### Available records
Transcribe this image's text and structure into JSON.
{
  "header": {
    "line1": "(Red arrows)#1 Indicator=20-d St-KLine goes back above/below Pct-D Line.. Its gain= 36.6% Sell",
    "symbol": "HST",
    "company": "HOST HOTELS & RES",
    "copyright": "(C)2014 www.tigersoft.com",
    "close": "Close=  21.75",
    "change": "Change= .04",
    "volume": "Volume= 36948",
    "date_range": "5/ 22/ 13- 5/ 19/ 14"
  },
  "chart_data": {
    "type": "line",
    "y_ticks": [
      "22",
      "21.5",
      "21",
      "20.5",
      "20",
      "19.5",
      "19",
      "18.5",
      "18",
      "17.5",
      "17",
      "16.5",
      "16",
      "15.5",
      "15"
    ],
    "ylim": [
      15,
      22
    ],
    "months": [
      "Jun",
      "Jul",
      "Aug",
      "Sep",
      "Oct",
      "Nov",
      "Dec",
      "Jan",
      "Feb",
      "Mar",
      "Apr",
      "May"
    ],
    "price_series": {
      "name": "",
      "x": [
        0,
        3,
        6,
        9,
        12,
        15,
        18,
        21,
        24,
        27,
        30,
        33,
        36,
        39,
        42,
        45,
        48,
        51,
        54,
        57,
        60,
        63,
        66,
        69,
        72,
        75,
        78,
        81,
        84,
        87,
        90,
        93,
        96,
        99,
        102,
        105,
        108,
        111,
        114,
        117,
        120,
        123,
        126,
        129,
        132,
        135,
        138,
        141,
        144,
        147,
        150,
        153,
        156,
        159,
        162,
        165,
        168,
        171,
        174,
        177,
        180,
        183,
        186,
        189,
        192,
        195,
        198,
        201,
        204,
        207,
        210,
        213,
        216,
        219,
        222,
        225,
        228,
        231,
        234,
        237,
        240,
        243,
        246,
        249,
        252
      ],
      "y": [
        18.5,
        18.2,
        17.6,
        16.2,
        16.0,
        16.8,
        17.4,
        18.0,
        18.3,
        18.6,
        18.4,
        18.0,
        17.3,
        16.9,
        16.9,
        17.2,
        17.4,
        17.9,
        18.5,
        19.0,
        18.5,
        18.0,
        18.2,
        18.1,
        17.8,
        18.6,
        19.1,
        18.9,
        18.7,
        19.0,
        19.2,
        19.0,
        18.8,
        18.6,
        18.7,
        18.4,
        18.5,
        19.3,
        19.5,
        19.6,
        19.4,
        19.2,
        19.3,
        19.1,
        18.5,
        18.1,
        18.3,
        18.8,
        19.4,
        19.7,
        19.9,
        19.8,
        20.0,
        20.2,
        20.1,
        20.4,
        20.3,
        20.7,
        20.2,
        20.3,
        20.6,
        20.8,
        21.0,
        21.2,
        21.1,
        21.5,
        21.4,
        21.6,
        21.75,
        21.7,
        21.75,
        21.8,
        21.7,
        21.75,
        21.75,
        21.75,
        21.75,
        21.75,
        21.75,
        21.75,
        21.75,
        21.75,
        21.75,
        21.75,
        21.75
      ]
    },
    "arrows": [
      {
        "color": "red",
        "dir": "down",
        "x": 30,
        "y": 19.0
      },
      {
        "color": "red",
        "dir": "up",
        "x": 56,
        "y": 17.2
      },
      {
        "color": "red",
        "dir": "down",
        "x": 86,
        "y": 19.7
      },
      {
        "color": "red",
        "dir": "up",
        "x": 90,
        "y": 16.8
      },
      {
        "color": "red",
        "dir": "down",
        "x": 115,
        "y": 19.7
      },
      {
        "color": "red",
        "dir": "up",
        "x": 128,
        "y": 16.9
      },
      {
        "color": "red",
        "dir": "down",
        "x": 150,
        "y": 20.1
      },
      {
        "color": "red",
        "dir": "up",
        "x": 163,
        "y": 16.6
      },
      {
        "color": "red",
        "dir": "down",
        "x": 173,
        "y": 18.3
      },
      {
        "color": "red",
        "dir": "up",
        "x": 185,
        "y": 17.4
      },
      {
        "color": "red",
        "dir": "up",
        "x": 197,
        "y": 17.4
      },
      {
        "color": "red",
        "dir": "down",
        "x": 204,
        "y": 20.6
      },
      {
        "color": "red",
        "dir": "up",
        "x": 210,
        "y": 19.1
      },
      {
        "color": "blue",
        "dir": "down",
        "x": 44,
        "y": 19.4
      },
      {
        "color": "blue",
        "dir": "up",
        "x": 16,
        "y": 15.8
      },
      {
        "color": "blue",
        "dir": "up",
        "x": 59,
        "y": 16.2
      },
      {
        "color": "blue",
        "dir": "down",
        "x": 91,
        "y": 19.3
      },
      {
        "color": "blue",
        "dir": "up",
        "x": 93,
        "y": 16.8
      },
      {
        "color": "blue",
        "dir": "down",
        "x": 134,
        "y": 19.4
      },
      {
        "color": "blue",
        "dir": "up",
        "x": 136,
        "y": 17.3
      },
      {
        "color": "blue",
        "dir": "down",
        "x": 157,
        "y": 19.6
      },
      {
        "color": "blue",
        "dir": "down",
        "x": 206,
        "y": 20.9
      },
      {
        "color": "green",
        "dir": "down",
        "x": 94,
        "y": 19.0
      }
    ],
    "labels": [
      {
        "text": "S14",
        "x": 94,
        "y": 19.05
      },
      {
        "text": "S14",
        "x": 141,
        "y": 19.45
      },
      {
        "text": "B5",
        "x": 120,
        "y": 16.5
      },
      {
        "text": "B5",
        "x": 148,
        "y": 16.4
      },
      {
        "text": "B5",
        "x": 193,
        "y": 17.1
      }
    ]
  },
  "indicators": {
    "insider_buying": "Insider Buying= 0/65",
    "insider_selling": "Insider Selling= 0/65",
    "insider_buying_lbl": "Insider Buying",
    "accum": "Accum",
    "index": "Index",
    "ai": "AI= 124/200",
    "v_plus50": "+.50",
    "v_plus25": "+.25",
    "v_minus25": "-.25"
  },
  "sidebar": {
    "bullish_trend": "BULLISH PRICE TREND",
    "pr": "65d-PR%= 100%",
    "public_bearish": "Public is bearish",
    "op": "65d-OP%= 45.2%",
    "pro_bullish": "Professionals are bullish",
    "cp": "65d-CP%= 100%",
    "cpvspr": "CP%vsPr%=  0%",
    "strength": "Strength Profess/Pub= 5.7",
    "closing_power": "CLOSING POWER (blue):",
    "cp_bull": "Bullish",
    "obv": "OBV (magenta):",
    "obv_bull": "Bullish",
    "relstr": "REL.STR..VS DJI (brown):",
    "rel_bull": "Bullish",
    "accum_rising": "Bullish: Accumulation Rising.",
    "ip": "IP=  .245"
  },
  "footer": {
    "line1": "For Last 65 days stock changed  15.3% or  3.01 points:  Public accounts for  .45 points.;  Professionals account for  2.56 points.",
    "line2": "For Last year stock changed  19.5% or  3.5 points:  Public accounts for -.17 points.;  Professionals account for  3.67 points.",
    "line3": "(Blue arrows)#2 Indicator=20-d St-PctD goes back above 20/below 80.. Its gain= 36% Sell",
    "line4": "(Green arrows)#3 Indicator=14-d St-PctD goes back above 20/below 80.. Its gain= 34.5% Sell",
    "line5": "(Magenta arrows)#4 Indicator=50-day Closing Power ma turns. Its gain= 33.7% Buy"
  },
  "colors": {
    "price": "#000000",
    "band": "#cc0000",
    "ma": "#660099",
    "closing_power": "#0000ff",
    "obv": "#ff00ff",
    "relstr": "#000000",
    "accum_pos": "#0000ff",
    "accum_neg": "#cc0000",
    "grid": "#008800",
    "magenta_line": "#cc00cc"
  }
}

### Instructions to follow
Using the listing, collect all lines in which the string "account" is found.

### Response to the task
    "line1": "For Last 65 days stock changed  15.3% or  3.01 points:  Public accounts for  .45 points.;  Professionals account for  2.56 points.",
    "line2": "For Last year stock changed  19.5% or  3.5 points:  Public accounts for -.17 points.;  Professionals account for  3.67 points.",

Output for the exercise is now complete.